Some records
++++++++++

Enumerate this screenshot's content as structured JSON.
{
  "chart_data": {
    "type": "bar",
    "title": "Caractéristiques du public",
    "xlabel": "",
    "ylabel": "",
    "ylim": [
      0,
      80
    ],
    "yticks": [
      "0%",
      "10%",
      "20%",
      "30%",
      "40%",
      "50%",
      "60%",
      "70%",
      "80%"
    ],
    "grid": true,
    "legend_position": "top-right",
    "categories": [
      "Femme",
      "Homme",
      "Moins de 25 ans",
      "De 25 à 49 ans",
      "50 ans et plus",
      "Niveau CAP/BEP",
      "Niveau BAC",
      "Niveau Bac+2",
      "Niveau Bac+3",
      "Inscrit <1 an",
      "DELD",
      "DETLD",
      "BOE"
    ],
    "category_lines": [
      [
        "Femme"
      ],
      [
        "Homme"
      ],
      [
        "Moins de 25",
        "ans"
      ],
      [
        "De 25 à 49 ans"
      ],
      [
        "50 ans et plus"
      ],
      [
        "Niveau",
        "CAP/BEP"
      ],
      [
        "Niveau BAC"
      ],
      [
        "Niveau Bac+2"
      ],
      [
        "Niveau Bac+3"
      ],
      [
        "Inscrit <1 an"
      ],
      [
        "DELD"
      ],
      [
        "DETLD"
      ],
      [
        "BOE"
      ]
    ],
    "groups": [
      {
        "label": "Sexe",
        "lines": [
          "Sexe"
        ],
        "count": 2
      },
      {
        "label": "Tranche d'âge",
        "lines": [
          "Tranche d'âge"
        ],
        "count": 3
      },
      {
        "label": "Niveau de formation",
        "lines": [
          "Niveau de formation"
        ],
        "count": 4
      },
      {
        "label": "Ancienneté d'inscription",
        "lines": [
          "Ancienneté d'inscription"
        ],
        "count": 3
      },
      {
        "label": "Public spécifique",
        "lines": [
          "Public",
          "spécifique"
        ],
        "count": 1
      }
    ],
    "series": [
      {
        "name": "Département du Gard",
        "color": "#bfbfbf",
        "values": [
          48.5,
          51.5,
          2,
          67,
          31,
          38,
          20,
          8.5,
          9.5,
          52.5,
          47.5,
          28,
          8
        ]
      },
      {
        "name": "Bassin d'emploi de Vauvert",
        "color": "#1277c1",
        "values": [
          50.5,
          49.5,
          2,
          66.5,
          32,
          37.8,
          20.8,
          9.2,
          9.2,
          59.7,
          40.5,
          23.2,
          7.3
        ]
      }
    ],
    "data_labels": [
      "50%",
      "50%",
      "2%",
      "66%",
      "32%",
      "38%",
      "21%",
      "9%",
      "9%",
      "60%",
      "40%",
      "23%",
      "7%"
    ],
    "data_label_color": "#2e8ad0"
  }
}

++++++++++

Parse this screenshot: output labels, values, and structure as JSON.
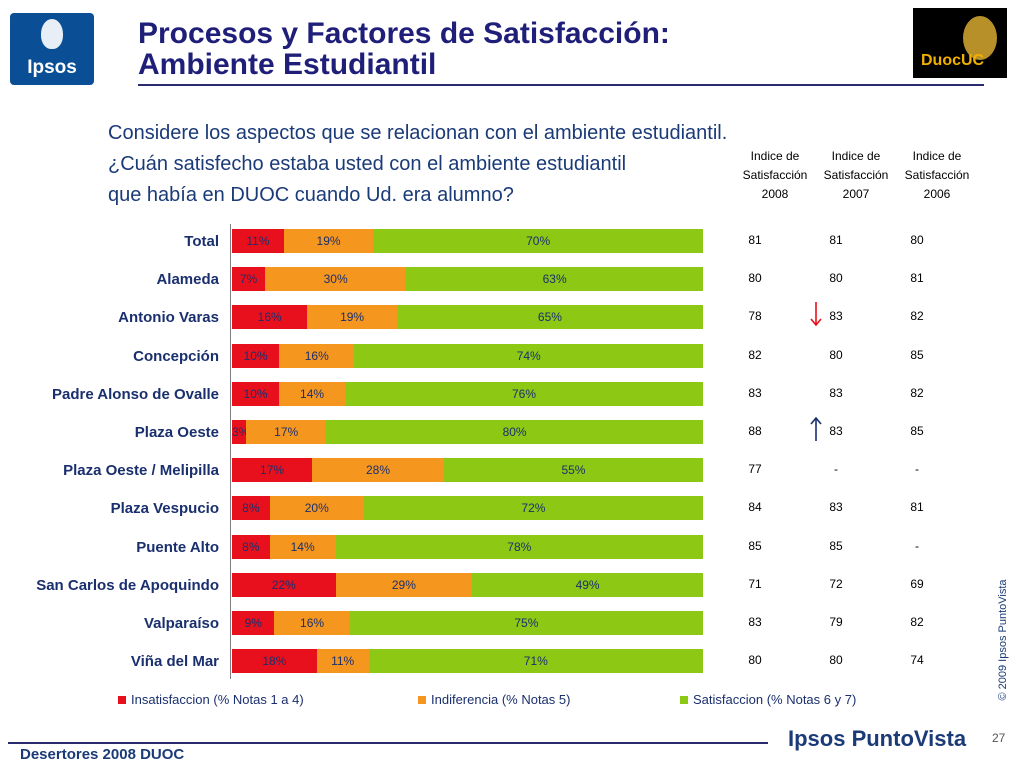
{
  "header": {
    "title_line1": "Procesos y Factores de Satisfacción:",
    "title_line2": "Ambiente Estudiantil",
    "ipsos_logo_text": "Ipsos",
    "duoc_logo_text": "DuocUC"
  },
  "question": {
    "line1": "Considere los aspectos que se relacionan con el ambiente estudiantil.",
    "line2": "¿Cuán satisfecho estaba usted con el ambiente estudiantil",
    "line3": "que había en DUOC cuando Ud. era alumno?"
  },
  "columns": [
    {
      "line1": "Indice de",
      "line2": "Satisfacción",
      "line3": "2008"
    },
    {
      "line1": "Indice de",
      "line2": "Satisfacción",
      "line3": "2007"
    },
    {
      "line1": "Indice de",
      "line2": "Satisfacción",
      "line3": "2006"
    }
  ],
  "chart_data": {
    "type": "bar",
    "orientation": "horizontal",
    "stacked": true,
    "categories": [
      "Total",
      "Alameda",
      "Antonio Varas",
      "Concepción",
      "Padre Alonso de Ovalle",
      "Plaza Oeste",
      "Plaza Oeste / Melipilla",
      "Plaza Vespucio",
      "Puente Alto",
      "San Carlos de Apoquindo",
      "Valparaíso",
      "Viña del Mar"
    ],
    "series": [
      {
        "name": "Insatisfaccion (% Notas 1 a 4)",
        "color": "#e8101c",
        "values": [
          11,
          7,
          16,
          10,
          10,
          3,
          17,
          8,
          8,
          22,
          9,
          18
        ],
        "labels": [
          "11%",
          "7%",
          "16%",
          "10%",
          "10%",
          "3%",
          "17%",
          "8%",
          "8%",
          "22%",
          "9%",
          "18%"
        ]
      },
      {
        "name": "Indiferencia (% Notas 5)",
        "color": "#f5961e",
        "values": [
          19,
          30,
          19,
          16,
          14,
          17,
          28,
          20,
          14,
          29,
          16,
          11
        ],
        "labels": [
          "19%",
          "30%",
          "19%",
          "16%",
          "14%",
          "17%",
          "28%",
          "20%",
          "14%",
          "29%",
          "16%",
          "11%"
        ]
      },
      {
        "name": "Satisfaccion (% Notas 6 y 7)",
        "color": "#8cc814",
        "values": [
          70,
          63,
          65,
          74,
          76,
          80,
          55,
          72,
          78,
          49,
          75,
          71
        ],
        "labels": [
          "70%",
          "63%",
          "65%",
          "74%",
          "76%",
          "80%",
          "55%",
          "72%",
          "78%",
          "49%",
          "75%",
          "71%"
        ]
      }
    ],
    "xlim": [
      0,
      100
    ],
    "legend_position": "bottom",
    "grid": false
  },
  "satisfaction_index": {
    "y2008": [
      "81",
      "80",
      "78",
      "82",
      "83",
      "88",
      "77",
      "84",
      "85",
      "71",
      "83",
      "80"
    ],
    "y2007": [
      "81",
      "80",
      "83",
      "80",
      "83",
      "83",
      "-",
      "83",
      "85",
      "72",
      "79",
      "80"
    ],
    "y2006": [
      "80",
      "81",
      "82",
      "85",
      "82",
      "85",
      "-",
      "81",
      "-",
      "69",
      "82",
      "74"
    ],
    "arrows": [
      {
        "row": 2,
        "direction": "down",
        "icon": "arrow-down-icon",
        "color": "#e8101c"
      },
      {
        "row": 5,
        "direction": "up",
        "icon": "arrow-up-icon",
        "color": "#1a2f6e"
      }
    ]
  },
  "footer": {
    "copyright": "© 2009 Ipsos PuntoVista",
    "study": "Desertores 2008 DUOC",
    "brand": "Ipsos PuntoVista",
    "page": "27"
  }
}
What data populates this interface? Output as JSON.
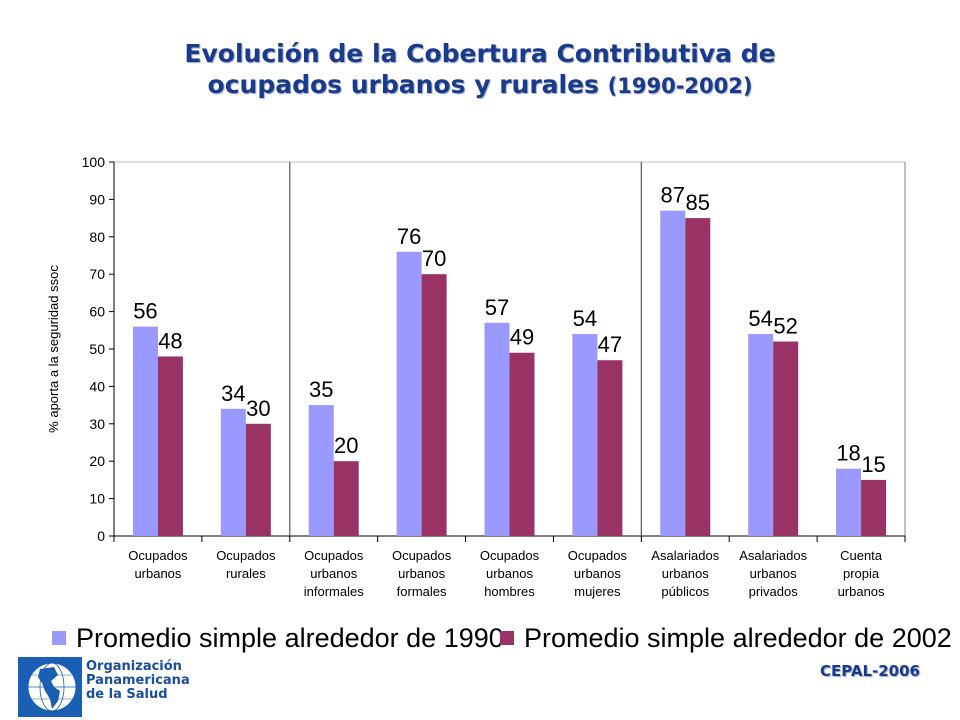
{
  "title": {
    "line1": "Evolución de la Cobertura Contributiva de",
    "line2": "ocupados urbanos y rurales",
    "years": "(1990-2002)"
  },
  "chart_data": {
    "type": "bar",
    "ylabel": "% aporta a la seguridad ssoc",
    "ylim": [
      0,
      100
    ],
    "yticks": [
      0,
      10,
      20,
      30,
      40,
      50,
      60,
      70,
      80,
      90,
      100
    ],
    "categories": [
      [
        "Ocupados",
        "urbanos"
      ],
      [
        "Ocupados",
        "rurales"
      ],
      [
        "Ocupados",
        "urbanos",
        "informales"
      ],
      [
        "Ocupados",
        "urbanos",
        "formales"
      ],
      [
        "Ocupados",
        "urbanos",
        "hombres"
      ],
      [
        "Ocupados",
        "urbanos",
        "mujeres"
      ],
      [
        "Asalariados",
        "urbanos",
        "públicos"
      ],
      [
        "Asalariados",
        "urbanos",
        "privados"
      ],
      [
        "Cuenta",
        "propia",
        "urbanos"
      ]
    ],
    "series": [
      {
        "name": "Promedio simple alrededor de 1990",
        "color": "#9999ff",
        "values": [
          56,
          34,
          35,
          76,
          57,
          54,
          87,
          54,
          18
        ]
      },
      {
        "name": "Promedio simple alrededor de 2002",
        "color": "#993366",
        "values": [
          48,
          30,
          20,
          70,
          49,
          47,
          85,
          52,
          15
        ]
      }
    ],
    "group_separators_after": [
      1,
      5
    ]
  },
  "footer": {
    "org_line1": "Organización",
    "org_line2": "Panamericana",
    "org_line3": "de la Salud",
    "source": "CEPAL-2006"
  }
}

++++++++++

## What to do
From the entries above, return each line with the word "ylabel" in it.

## Finished answer
    "ylabel": "",
    "ylabel": "% aporta a la seguridad ssoc",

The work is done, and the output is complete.